[Aim of the exercise]: Set down all of the data exactly as it appears.

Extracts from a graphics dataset
-*-

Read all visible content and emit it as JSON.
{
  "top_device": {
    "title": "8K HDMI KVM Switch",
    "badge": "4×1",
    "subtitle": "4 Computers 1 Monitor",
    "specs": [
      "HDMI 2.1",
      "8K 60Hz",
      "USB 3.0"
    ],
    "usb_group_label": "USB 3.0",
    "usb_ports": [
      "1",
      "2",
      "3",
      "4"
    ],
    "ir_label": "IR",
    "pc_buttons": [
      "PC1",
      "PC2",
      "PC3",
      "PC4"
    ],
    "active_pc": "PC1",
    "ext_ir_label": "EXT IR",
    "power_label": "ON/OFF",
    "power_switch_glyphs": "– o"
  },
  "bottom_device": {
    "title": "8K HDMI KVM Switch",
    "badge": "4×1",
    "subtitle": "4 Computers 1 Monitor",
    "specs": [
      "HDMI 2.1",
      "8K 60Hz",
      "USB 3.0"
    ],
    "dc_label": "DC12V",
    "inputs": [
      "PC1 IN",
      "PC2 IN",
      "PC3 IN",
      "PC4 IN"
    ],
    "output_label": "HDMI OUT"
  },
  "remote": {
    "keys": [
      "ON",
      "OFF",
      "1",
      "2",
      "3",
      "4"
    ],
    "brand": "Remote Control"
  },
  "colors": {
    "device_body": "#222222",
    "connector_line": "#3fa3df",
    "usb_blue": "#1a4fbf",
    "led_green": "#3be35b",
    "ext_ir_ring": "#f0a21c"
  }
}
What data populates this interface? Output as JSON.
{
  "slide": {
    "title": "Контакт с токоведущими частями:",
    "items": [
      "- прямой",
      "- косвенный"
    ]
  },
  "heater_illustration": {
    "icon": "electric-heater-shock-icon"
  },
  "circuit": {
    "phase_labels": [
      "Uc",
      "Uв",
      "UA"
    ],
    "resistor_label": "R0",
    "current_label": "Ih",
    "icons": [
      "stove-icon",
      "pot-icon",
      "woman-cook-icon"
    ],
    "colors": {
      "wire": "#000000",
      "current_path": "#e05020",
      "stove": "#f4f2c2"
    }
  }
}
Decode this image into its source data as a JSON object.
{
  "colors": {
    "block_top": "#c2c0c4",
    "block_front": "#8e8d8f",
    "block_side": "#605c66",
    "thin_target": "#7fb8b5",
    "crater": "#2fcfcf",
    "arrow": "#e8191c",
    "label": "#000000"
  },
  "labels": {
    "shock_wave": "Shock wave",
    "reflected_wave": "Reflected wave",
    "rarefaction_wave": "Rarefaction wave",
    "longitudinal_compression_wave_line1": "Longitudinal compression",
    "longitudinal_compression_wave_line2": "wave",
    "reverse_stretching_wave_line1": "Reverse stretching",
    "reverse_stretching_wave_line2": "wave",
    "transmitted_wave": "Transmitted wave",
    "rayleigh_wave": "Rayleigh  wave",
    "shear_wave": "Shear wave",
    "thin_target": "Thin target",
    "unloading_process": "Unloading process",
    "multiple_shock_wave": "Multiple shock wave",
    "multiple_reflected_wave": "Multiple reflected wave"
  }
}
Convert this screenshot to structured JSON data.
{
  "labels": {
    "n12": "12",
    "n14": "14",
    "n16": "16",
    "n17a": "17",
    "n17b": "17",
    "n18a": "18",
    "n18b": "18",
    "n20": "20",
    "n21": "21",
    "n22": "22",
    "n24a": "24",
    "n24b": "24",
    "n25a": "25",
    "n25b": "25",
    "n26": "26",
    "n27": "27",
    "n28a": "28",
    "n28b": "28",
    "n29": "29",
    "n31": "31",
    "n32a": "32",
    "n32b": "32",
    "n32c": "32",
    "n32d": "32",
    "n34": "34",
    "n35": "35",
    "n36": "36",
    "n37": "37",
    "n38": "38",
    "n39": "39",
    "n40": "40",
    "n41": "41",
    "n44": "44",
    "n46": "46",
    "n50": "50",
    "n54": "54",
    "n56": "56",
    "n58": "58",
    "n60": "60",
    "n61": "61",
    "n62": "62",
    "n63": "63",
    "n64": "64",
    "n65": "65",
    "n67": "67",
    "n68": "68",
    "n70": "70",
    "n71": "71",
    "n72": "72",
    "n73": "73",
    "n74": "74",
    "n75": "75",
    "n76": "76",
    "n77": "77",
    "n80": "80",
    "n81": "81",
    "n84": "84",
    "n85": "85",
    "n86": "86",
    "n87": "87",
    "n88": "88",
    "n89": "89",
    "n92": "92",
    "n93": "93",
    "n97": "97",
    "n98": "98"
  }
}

-*-

[Answer]:
Read all visible content and emit it as JSON.
{
  "top_device": {
    "title": "8K HDMI KVM Switch",
    "badge": "4×1",
    "subtitle": "4 Computers 1 Monitor",
    "specs": [
      "HDMI 2.1",
      "8K 60Hz",
      "USB 3.0"
    ],
    "usb_group_label": "USB 3.0",
    "usb_ports": [
      "1",
      "2",
      "3",
      "4"
    ],
    "ir_label": "IR",
    "pc_buttons": [
      "PC1",
      "PC2",
      "PC3",
      "PC4"
    ],
    "active_pc": "PC1",
    "ext_ir_label": "EXT IR",
    "power_label": "ON/OFF",
    "power_switch_glyphs": "– o"
  },
  "bottom_device": {
    "title": "8K HDMI KVM Switch",
    "badge": "4×1",
    "subtitle": "4 Computers 1 Monitor",
    "specs": [
      "HDMI 2.1",
      "8K 60Hz",
      "USB 3.0"
    ],
    "dc_label": "DC12V",
    "inputs": [
      "PC1 IN",
      "PC2 IN",
      "PC3 IN",
      "PC4 IN"
    ],
    "output_label": "HDMI OUT"
  },
  "remote": {
    "keys": [
      "ON",
      "OFF",
      "1",
      "2",
      "3",
      "4"
    ],
    "brand": "Remote Control"
  },
  "colors": {
    "device_body": "#222222",
    "connector_line": "#3fa3df",
    "usb_blue": "#1a4fbf",
    "led_green": "#3be35b",
    "ext_ir_ring": "#f0a21c"
  }
}
What data populates this interface? Output as JSON.
{
  "slide": {
    "title": "Контакт с токоведущими частями:",
    "items": [
      "- прямой",
      "- косвенный"
    ]
  },
  "heater_illustration": {
    "icon": "electric-heater-shock-icon"
  },
  "circuit": {
    "phase_labels": [
      "Uc",
      "Uв",
      "UA"
    ],
    "resistor_label": "R0",
    "current_label": "Ih",
    "icons": [
      "stove-icon",
      "pot-icon",
      "woman-cook-icon"
    ],
    "colors": {
      "wire": "#000000",
      "current_path": "#e05020",
      "stove": "#f4f2c2"
    }
  }
}
Decode this image into its source data as a JSON object.
{
  "colors": {
    "block_top": "#c2c0c4",
    "block_front": "#8e8d8f",
    "block_side": "#605c66",
    "thin_target": "#7fb8b5",
    "crater": "#2fcfcf",
    "arrow": "#e8191c",
    "label": "#000000"
  },
  "labels": {
    "shock_wave": "Shock wave",
    "reflected_wave": "Reflected wave",
    "rarefaction_wave": "Rarefaction wave",
    "longitudinal_compression_wave_line1": "Longitudinal compression",
    "longitudinal_compression_wave_line2": "wave",
    "reverse_stretching_wave_line1": "Reverse stretching",
    "reverse_stretching_wave_line2": "wave",
    "transmitted_wave": "Transmitted wave",
    "rayleigh_wave": "Rayleigh  wave",
    "shear_wave": "Shear wave",
    "thin_target": "Thin target",
    "unloading_process": "Unloading process",
    "multiple_shock_wave": "Multiple shock wave",
    "multiple_reflected_wave": "Multiple reflected wave"
  }
}
Convert this screenshot to structured JSON data.
{
  "labels": {
    "n12": "12",
    "n14": "14",
    "n16": "16",
    "n17a": "17",
    "n17b": "17",
    "n18a": "18",
    "n18b": "18",
    "n20": "20",
    "n21": "21",
    "n22": "22",
    "n24a": "24",
    "n24b": "24",
    "n25a": "25",
    "n25b": "25",
    "n26": "26",
    "n27": "27",
    "n28a": "28",
    "n28b": "28",
    "n29": "29",
    "n31": "31",
    "n32a": "32",
    "n32b": "32",
    "n32c": "32",
    "n32d": "32",
    "n34": "34",
    "n35": "35",
    "n36": "36",
    "n37": "37",
    "n38": "38",
    "n39": "39",
    "n40": "40",
    "n41": "41",
    "n44": "44",
    "n46": "46",
    "n50": "50",
    "n54": "54",
    "n56": "56",
    "n58": "58",
    "n60": "60",
    "n61": "61",
    "n62": "62",
    "n63": "63",
    "n64": "64",
    "n65": "65",
    "n67": "67",
    "n68": "68",
    "n70": "70",
    "n71": "71",
    "n72": "72",
    "n73": "73",
    "n74": "74",
    "n75": "75",
    "n76": "76",
    "n77": "77",
    "n80": "80",
    "n81": "81",
    "n84": "84",
    "n85": "85",
    "n86": "86",
    "n87": "87",
    "n88": "88",
    "n89": "89",
    "n92": "92",
    "n93": "93",
    "n97": "97",
    "n98": "98"
  }
}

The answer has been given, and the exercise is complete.